### Given records ###

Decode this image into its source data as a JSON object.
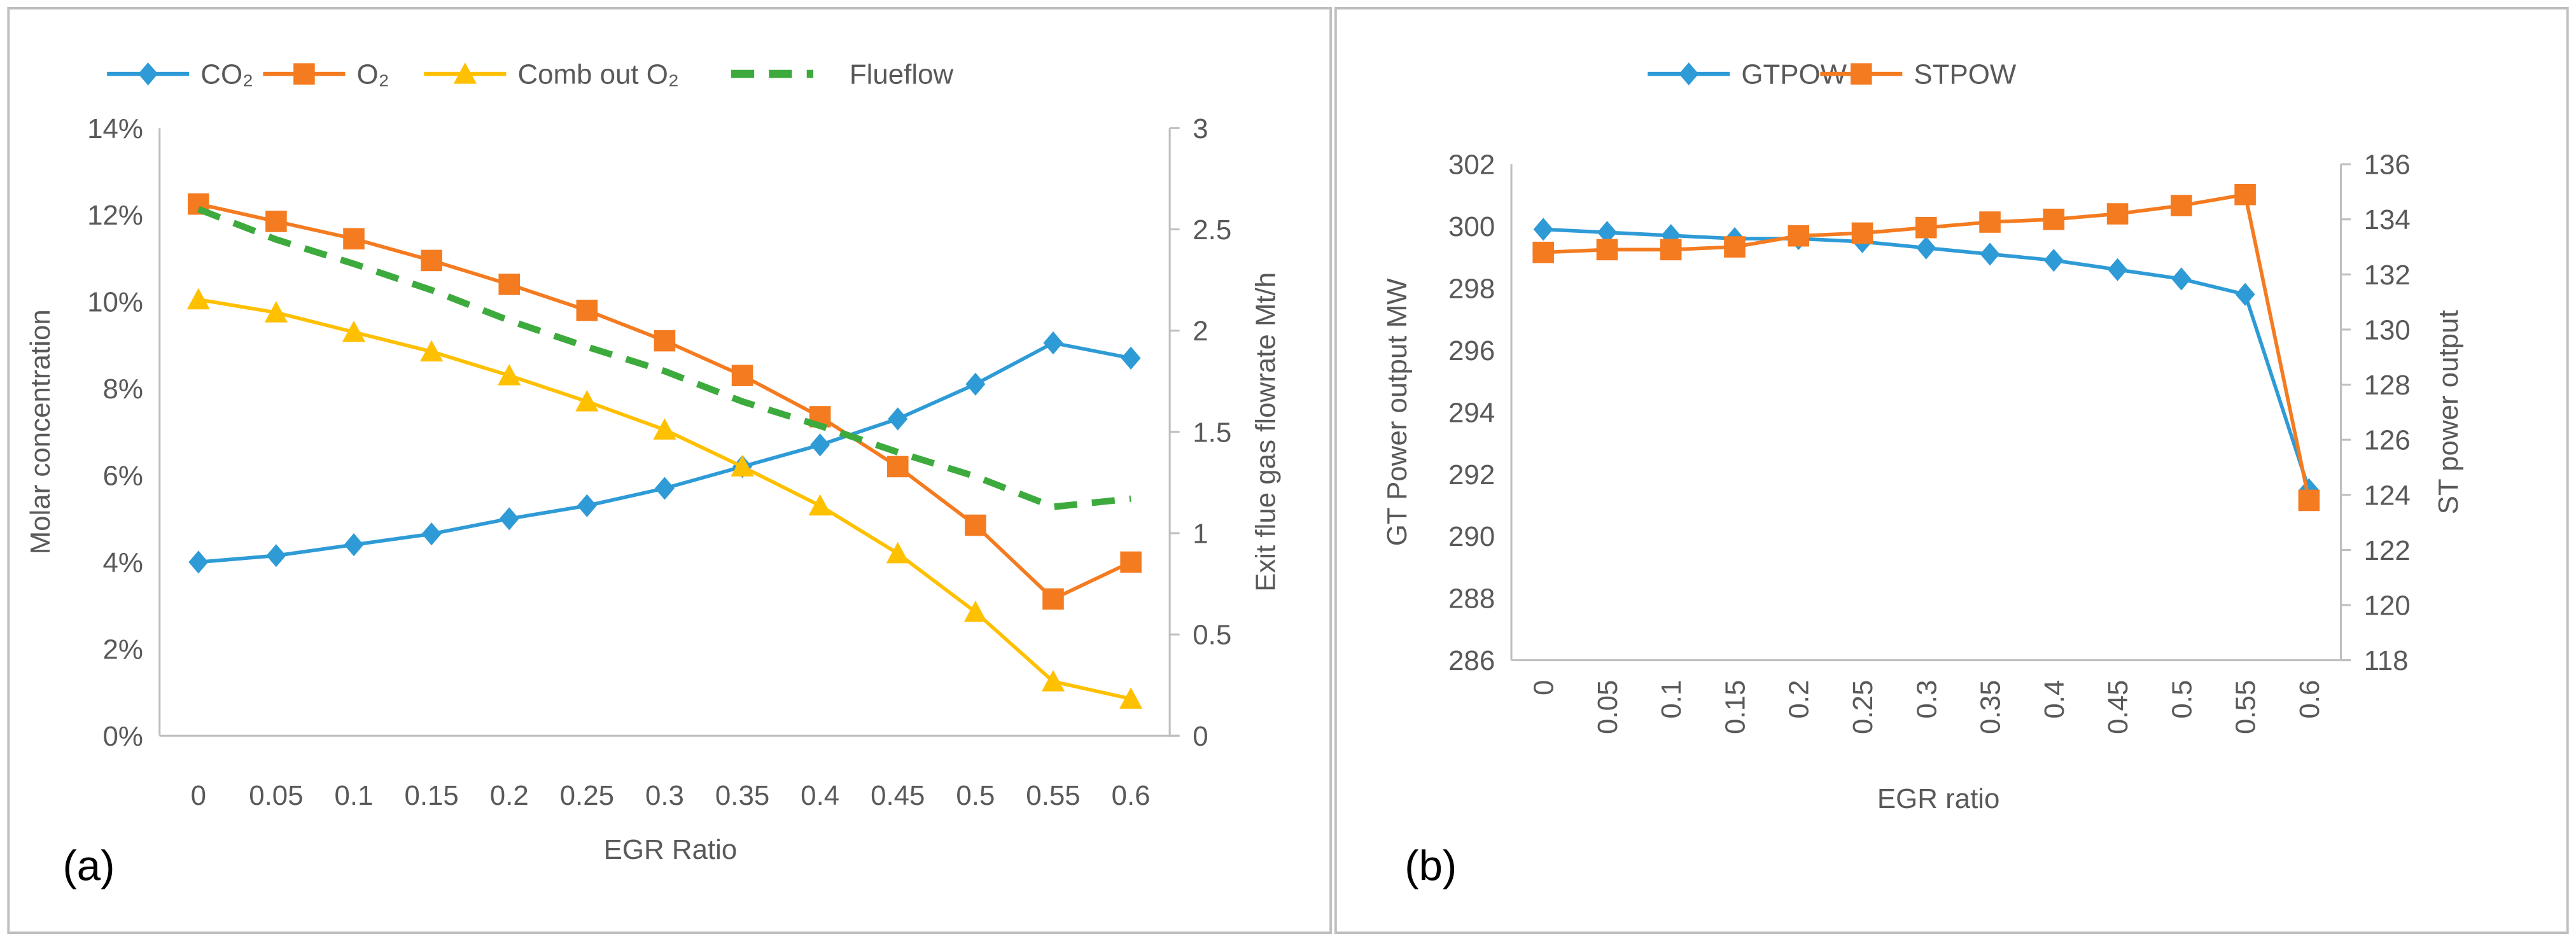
{
  "chart_data": [
    {
      "type": "line",
      "panel_label": "(a)",
      "xlabel": "EGR Ratio",
      "ylabel": "Molar concentration",
      "y2label": "Exit flue gas flowrate Mt/h",
      "categories": [
        "0",
        "0.05",
        "0.1",
        "0.15",
        "0.2",
        "0.25",
        "0.3",
        "0.35",
        "0.4",
        "0.45",
        "0.5",
        "0.55",
        "0.6"
      ],
      "ylim": [
        0,
        14
      ],
      "yticks": [
        "0%",
        "2%",
        "4%",
        "6%",
        "8%",
        "10%",
        "12%",
        "14%"
      ],
      "y2lim": [
        0,
        3
      ],
      "y2ticks": [
        "0",
        "0.5",
        "1",
        "1.5",
        "2",
        "2.5",
        "3"
      ],
      "legend_position": "top",
      "grid": false,
      "series": [
        {
          "name": "CO₂",
          "axis": "left",
          "unit": "%",
          "marker": "diamond",
          "color": "#2E9BD6",
          "dashed": false,
          "values": [
            4.0,
            4.15,
            4.4,
            4.65,
            5.0,
            5.3,
            5.7,
            6.2,
            6.7,
            7.3,
            8.1,
            9.05,
            8.7
          ]
        },
        {
          "name": "O₂",
          "axis": "left",
          "unit": "%",
          "marker": "square",
          "color": "#F47B20",
          "dashed": false,
          "values": [
            12.25,
            11.85,
            11.45,
            10.95,
            10.4,
            9.8,
            9.1,
            8.3,
            7.35,
            6.2,
            4.85,
            3.15,
            4.0
          ]
        },
        {
          "name": "Comb out O₂",
          "axis": "left",
          "unit": "%",
          "marker": "triangle",
          "color": "#FFC000",
          "dashed": false,
          "values": [
            10.05,
            9.75,
            9.3,
            8.85,
            8.3,
            7.7,
            7.05,
            6.2,
            5.3,
            4.2,
            2.85,
            1.25,
            0.85
          ]
        },
        {
          "name": "Flueflow",
          "axis": "right",
          "unit": "Mt/h",
          "marker": "none",
          "color": "#3DAA3D",
          "dashed": true,
          "values": [
            2.6,
            2.45,
            2.33,
            2.2,
            2.05,
            1.92,
            1.8,
            1.65,
            1.53,
            1.4,
            1.28,
            1.13,
            1.17
          ]
        }
      ]
    },
    {
      "type": "line",
      "panel_label": "(b)",
      "xlabel": "EGR ratio",
      "ylabel": "GT Power output MW",
      "y2label": "ST power output",
      "categories": [
        "0",
        "0.05",
        "0.1",
        "0.15",
        "0.2",
        "0.25",
        "0.3",
        "0.35",
        "0.4",
        "0.45",
        "0.5",
        "0.55",
        "0.6"
      ],
      "ylim": [
        286,
        302
      ],
      "yticks": [
        "286",
        "288",
        "290",
        "292",
        "294",
        "296",
        "298",
        "300",
        "302"
      ],
      "y2lim": [
        118,
        136
      ],
      "y2ticks": [
        "118",
        "120",
        "122",
        "124",
        "126",
        "128",
        "130",
        "132",
        "134",
        "136"
      ],
      "legend_position": "top",
      "grid": false,
      "series": [
        {
          "name": "GTPOW",
          "axis": "left",
          "marker": "diamond",
          "color": "#2E9BD6",
          "dashed": false,
          "values": [
            299.9,
            299.8,
            299.7,
            299.6,
            299.6,
            299.5,
            299.3,
            299.1,
            298.9,
            298.6,
            298.3,
            297.8,
            291.5
          ]
        },
        {
          "name": "STPOW",
          "axis": "right",
          "marker": "square",
          "color": "#F47B20",
          "dashed": false,
          "values": [
            132.8,
            132.9,
            132.9,
            133.0,
            133.4,
            133.5,
            133.7,
            133.9,
            134.0,
            134.2,
            134.5,
            134.9,
            123.8
          ]
        }
      ]
    }
  ]
}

###

Of the lines above, how many include the word "name"? Reply with the number alone.

Answer in full:
6